• Task list:
a. Using the OFCCP article below, decide whether each statement agrees with it: (i) OFCCP compliance officers conduct over 4,000 compliance reviews a year; (ii) the compliance officer at City Utilities spent about a month going through its files; (iii) the OFCCP wanted City Utilities to recruit from the St. Louis area. Answer yes or no for each, quoting the words that settle it.
b. Carry the OFCCP article below forward, picking up after its final sentence.

• Page text:
_ _ _ _ _ _ _
30 Years Ago: My WSJ Bash on “Bureaucratic Carpet Bombing”

The Wall Street Journal
July 1, 1996
Bureaucratic Carpet Bombing
By James Bovard

The Office of Federal Contract Compliance Programs, a little known but extremely powerful branch of the Department of Labor, is America’s premier racial racketeering agency. OFCCP Director Shirley Wilcher declared last year, in the settlement of a case involving a California computer chip manufacturer, “Enforcement of equality in the work place includes penalties to deter violations and to get results as quickly and efficiently as the law permits.” Not equality of opportunity — not equal chances for equal talent — but equality, plain and simple, by hook or by crook.

The OFCCP enforces affirmative action obligations on federal contractors. For many products, the federal government is a monopoly buyer; private companies that produce those products have
a choice of meeting the government’s demands or perishing. More than 200,000 companies and institutions with more than 25 million employees are subject to the OFCCP’s racial and gender
dictates. The OFCCP’s more than 500 compliance officers conduct over 4,000 compliance reviews a year.

“The OFCCP as it now operates is a racial spoils system,” says Peter Kirsanow, a Cleveland labor lawyer. “For a long time we just called them the Office of Racial, Sexual and Ethnic Engineering.”
According to former OFCCP Director Ellen Shong Bergman, the agency’s officers are sometimes guilty of “attempted extortion” in their threats against businesses that fail to hire and promote
sufficient minorities and women.

The OFCCP’s routine methods amount to bureaucratic carpet bombing. Jennifer Taylor, personnel director of City Utilities of Springfield, Mo., testified to the House Committee on Economic and Educational Opportunities on Feb. 29 about the nightmare OFCCP audit her company experienced last year. An OFCCP compliance officer descended upon the company and spent
almost an entire year going through its files. The official demanded “documentation and reasons why virtually every minority and female considered for promotion and new hire was not selected
for nearly every opening,” Ms. Taylor testified. Though the company had roughly the same proportion of minorities on its payroll as in the local labor market, the OFCCP demanded that the
company in the future recruit from the Kansas City area — 170 miles away.
_ _ _ _ _ _ _
• Dataset records:
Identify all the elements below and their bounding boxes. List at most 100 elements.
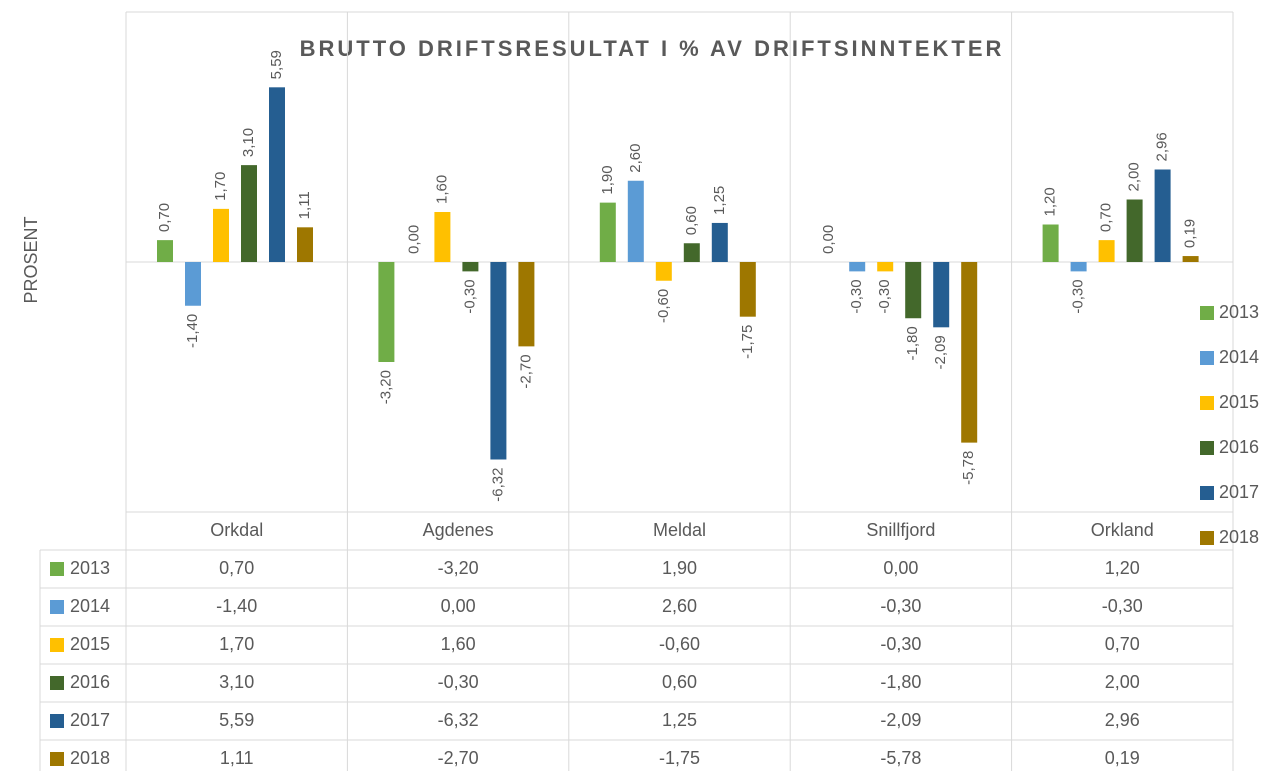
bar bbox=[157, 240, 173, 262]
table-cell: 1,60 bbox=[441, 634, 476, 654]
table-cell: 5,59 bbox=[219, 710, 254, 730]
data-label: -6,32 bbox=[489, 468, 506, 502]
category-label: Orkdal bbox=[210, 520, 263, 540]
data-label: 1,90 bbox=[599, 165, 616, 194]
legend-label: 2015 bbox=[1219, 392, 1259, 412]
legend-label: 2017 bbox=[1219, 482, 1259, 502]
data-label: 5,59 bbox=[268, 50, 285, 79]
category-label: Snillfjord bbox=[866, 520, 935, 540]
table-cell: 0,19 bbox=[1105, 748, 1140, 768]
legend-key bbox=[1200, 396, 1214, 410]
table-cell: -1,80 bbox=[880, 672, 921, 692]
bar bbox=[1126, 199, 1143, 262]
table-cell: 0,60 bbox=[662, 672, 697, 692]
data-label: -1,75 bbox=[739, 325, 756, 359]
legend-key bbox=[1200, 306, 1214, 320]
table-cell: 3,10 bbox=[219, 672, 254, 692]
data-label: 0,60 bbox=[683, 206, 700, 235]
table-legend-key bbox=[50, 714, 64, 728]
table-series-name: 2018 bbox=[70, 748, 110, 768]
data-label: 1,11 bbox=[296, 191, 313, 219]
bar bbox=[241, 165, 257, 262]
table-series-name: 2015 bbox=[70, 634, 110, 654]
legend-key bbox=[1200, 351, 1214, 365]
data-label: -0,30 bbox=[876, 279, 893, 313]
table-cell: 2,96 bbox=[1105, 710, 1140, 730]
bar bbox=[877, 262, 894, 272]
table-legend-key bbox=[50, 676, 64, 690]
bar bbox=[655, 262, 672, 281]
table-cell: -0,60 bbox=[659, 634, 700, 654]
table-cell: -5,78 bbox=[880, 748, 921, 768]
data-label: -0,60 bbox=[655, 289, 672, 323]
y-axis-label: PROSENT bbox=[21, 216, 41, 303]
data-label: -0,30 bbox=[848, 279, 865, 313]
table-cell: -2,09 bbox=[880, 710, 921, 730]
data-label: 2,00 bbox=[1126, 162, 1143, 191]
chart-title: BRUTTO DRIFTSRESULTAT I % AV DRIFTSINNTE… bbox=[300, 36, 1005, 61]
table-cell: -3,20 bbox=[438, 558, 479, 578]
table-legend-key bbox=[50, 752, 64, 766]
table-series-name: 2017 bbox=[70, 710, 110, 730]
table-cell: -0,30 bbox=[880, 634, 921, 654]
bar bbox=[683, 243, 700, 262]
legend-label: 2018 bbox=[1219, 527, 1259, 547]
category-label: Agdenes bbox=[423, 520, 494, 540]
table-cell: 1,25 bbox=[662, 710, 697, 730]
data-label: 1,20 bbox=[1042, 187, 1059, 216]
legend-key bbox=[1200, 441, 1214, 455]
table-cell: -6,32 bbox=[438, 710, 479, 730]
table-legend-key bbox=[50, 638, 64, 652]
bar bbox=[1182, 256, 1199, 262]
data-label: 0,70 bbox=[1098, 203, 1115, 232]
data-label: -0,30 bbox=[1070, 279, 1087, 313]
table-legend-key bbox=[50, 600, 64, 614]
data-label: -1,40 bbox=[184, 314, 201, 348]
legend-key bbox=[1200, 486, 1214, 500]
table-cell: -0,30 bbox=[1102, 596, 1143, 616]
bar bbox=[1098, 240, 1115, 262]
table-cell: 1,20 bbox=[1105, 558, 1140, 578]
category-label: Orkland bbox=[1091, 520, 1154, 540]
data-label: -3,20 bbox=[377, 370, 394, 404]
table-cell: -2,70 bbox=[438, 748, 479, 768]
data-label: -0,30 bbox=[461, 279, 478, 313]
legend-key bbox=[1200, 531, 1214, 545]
_ _ _ _ _ _ _
• Answers provided:
a.
(i) Yes: "The OFCCP’s more than 500 compliance officers conduct over 4,000 compliance reviews a year."
(ii) No: "spent almost an entire year going through its files."
(iii) No: "recruit from the Kansas City area — 170 miles away."

b.
OFCCP’s policies can result in dumbing down the work force. Former Director Bergman noted that one OFCCP district director penalizes contractors for “failure to select a woman, black or
Hispanic who is as qualified as the least qualified incumbent, irrespective of superior qualifications of other nonminority applicants.” With this standard, the OFCCP seeks to drag down the company’s hiring to the lowest level of any current staffer.

Many OFCCP compliance officers abuse their power at the work site. According to one industry attorney, an OFCCP district director in California shows up at site visits and warns the contractor:
“If you get a lawyer, I will make it more difficult for you.” The director has proclaimed to harrowed employees during audits: “You won’t have a job around here much longer unless you
cooperate with us because you are in deep trouble.” Contractor employees have been left in tears by the OFCCP district director’s bullying.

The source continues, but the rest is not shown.